Datos proporcionados:
* * * * *

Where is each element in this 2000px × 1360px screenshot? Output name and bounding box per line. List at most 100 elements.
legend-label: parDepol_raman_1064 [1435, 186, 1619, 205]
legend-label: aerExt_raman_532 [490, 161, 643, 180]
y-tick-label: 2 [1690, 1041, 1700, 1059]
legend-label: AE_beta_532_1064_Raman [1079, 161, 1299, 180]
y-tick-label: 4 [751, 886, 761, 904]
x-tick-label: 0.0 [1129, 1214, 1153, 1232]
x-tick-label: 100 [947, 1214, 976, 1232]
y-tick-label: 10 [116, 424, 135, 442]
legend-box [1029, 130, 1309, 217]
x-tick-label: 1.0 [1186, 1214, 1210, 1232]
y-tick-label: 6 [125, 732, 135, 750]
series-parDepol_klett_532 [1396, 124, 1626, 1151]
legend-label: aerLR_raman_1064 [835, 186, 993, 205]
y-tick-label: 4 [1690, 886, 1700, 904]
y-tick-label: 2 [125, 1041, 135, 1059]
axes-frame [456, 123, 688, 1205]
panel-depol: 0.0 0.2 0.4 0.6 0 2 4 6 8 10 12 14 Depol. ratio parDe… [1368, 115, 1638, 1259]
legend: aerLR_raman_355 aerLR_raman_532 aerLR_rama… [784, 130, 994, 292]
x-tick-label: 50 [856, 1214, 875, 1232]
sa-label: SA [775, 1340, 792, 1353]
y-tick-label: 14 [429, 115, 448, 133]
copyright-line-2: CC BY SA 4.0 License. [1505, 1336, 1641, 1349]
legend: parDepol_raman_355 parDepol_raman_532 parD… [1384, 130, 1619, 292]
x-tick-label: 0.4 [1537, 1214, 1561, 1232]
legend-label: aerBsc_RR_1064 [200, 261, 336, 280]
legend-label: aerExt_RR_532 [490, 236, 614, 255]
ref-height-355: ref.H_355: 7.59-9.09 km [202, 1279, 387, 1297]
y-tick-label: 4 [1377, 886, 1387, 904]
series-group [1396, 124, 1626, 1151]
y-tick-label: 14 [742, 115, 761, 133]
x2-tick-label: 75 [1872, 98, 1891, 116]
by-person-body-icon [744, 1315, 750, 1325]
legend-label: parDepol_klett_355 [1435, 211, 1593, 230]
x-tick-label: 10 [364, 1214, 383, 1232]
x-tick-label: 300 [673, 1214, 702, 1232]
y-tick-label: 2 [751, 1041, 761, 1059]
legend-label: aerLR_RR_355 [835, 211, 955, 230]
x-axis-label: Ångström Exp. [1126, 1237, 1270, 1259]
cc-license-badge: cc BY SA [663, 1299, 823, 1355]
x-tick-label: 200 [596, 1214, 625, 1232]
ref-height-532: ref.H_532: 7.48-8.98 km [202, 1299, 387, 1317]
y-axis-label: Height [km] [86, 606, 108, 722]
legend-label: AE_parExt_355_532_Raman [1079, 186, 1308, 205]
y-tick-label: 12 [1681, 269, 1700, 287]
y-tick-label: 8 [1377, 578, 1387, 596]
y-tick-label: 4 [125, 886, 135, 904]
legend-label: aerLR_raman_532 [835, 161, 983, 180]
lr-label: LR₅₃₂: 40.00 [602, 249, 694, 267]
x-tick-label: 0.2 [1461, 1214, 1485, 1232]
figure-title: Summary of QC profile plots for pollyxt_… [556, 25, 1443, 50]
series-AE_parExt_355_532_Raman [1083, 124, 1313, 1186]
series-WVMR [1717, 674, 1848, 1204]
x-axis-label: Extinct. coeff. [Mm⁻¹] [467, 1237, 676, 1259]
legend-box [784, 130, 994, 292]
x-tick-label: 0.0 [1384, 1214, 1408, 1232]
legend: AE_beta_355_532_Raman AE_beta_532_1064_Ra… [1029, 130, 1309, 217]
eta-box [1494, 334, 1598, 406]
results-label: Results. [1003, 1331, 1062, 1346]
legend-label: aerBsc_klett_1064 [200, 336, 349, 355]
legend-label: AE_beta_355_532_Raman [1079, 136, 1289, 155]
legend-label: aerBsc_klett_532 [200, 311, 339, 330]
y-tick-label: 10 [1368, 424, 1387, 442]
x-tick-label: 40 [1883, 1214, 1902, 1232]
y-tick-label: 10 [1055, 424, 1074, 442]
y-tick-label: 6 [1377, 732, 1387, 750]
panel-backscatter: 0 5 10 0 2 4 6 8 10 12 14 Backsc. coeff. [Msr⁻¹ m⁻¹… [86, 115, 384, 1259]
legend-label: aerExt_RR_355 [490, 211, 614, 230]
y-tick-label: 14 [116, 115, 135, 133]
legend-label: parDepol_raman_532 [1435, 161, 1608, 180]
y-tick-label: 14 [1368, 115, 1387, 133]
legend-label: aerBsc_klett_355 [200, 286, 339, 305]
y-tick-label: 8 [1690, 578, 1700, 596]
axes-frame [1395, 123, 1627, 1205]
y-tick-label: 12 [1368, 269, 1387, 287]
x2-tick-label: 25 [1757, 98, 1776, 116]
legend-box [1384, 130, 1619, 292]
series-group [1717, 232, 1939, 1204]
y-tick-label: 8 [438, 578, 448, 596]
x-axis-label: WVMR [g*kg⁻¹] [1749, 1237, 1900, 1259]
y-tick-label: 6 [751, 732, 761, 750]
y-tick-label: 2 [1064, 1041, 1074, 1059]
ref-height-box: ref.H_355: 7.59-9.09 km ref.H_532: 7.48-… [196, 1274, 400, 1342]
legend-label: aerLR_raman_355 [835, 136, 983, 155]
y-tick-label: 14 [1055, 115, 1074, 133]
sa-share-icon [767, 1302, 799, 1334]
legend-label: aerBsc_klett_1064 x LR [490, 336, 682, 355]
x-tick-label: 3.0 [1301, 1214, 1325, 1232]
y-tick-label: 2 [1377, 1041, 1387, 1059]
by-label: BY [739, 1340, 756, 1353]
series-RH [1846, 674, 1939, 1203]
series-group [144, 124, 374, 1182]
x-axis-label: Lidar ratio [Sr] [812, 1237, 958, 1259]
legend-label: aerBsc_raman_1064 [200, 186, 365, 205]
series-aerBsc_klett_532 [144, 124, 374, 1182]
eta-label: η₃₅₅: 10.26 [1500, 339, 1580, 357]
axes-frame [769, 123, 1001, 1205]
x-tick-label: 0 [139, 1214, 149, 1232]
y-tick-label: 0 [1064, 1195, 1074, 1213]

* * * * *

El problema:
Convierte todas las filas de arriba en una lista numerada y omite las líneas en blanco.

Respuesta al ejercicio:
1. Where is each element in this 2000px × 1360px screenshot? Output name and bounding box per line. List at most 100 elements.
2. legend-label: parDepol_raman_1064 [1435, 186, 1619, 205]
3. legend-label: aerExt_raman_532 [490, 161, 643, 180]
4. y-tick-label: 2 [1690, 1041, 1700, 1059]
5. legend-label: AE_beta_532_1064_Raman [1079, 161, 1299, 180]
6. y-tick-label: 4 [751, 886, 761, 904]
7. x-tick-label: 0.0 [1129, 1214, 1153, 1232]
8. x-tick-label: 100 [947, 1214, 976, 1232]
9. y-tick-label: 10 [116, 424, 135, 442]
10. legend-box [1029, 130, 1309, 217]
11. x-tick-label: 1.0 [1186, 1214, 1210, 1232]
12. y-tick-label: 6 [125, 732, 135, 750]
13. series-parDepol_klett_532 [1396, 124, 1626, 1151]
14. legend-label: aerLR_raman_1064 [835, 186, 993, 205]
15. y-tick-label: 4 [1690, 886, 1700, 904]
16. y-tick-label: 2 [125, 1041, 135, 1059]
17. axes-frame [456, 123, 688, 1205]
18. panel-depol: 0.0 0.2 0.4 0.6 0 2 4 6 8 10 12 14 Depol. ratio parDe… [1368, 115, 1638, 1259]
19. legend: aerLR_raman_355 aerLR_raman_532 aerLR_rama… [784, 130, 994, 292]
20. x-tick-label: 50 [856, 1214, 875, 1232]
21. sa-label: SA [775, 1340, 792, 1353]
22. y-tick-label: 14 [429, 115, 448, 133]
23. copyright-line-2: CC BY SA 4.0 License. [1505, 1336, 1641, 1349]
24. legend: parDepol_raman_355 parDepol_raman_532 parD… [1384, 130, 1619, 292]
25. x-tick-label: 0.4 [1537, 1214, 1561, 1232]
26. legend-label: aerBsc_RR_1064 [200, 261, 336, 280]
27. legend-label: aerExt_RR_532 [490, 236, 614, 255]
28. ref-height-355: ref.H_355: 7.59-9.09 km [202, 1279, 387, 1297]
29. y-tick-label: 4 [1377, 886, 1387, 904]
30. series-group [1396, 124, 1626, 1151]
31. y-tick-label: 14 [742, 115, 761, 133]
32. x2-tick-label: 75 [1872, 98, 1891, 116]
33. by-person-body-icon [744, 1315, 750, 1325]
34. legend-label: parDepol_klett_355 [1435, 211, 1593, 230]
35. x-tick-label: 10 [364, 1214, 383, 1232]
36. x-tick-label: 300 [673, 1214, 702, 1232]
37. y-tick-label: 2 [751, 1041, 761, 1059]
38. legend-label: aerLR_RR_355 [835, 211, 955, 230]
39. x-axis-label: Ångström Exp. [1126, 1237, 1270, 1259]
40. cc-license-badge: cc BY SA [663, 1299, 823, 1355]
41. x-tick-label: 200 [596, 1214, 625, 1232]
42. ref-height-532: ref.H_532: 7.48-8.98 km [202, 1299, 387, 1317]
43. y-axis-label: Height [km] [86, 606, 108, 722]
44. legend-label: AE_parExt_355_532_Raman [1079, 186, 1308, 205]
45. y-tick-label: 12 [1681, 269, 1700, 287]
46. y-tick-label: 8 [1377, 578, 1387, 596]
47. y-tick-label: 4 [125, 886, 135, 904]
48. legend-label: aerLR_raman_532 [835, 161, 983, 180]
49. lr-label: LR₅₃₂: 40.00 [602, 249, 694, 267]
50. x-tick-label: 0.2 [1461, 1214, 1485, 1232]
51. figure-title: Summary of QC profile plots for pollyxt_… [556, 25, 1443, 50]
52. series-AE_parExt_355_532_Raman [1083, 124, 1313, 1186]
53. series-WVMR [1717, 674, 1848, 1204]
54. x-axis-label: Extinct. coeff. [Mm⁻¹] [467, 1237, 676, 1259]
55. legend-box [784, 130, 994, 292]
56. x-tick-label: 0.0 [1384, 1214, 1408, 1232]
57. legend: AE_beta_355_532_Raman AE_beta_532_1064_Ra… [1029, 130, 1309, 217]
58. eta-box [1494, 334, 1598, 406]
59. results-label: Results. [1003, 1331, 1062, 1346]
60. legend-label: aerBsc_klett_1064 [200, 336, 349, 355]
61. legend-label: AE_beta_355_532_Raman [1079, 136, 1289, 155]
62. legend-label: aerBsc_klett_532 [200, 311, 339, 330]
63. y-tick-label: 10 [1368, 424, 1387, 442]
64. x-tick-label: 40 [1883, 1214, 1902, 1232]
65. y-tick-label: 10 [1055, 424, 1074, 442]
66. y-tick-label: 6 [1377, 732, 1387, 750]
67. panel-backscatter: 0 5 10 0 2 4 6 8 10 12 14 Backsc. coeff. [Msr⁻¹ m⁻¹… [86, 115, 384, 1259]
68. legend-label: aerExt_RR_355 [490, 211, 614, 230]
69. y-tick-label: 14 [116, 115, 135, 133]
70. legend-label: parDepol_raman_532 [1435, 161, 1608, 180]
71. y-tick-label: 14 [1368, 115, 1387, 133]
72. legend-label: aerBsc_klett_355 [200, 286, 339, 305]
73. y-tick-label: 8 [1690, 578, 1700, 596]
74. axes-frame [1395, 123, 1627, 1205]
75. y-tick-label: 12 [1368, 269, 1387, 287]
76. x2-tick-label: 25 [1757, 98, 1776, 116]
77. legend-box [1384, 130, 1619, 292]
78. series-group [1717, 232, 1939, 1204]
79. y-tick-label: 8 [438, 578, 448, 596]
80. x-axis-label: WVMR [g*kg⁻¹] [1749, 1237, 1900, 1259]
81. y-tick-label: 6 [751, 732, 761, 750]
82. y-tick-label: 2 [1064, 1041, 1074, 1059]
83. ref-height-box: ref.H_355: 7.59-9.09 km ref.H_532: 7.48-… [196, 1274, 400, 1342]
84. legend-label: aerLR_raman_355 [835, 136, 983, 155]
85. y-tick-label: 14 [1055, 115, 1074, 133]
86. sa-share-icon [767, 1302, 799, 1334]
87. legend-label: aerBsc_klett_1064 x LR [490, 336, 682, 355]
88. x-tick-label: 3.0 [1301, 1214, 1325, 1232]
89. y-tick-label: 2 [1377, 1041, 1387, 1059]
90. by-label: BY [739, 1340, 756, 1353]
91. series-RH [1846, 674, 1939, 1203]
92. series-group [144, 124, 374, 1182]
93. x-axis-label: Lidar ratio [Sr] [812, 1237, 958, 1259]
94. legend-label: aerBsc_raman_1064 [200, 186, 365, 205]
95. series-aerBsc_klett_532 [144, 124, 374, 1182]
96. eta-label: η₃₅₅: 10.26 [1500, 339, 1580, 357]
97. axes-frame [769, 123, 1001, 1205]
98. x-tick-label: 0 [139, 1214, 149, 1232]
99. y-tick-label: 0 [1064, 1195, 1074, 1213]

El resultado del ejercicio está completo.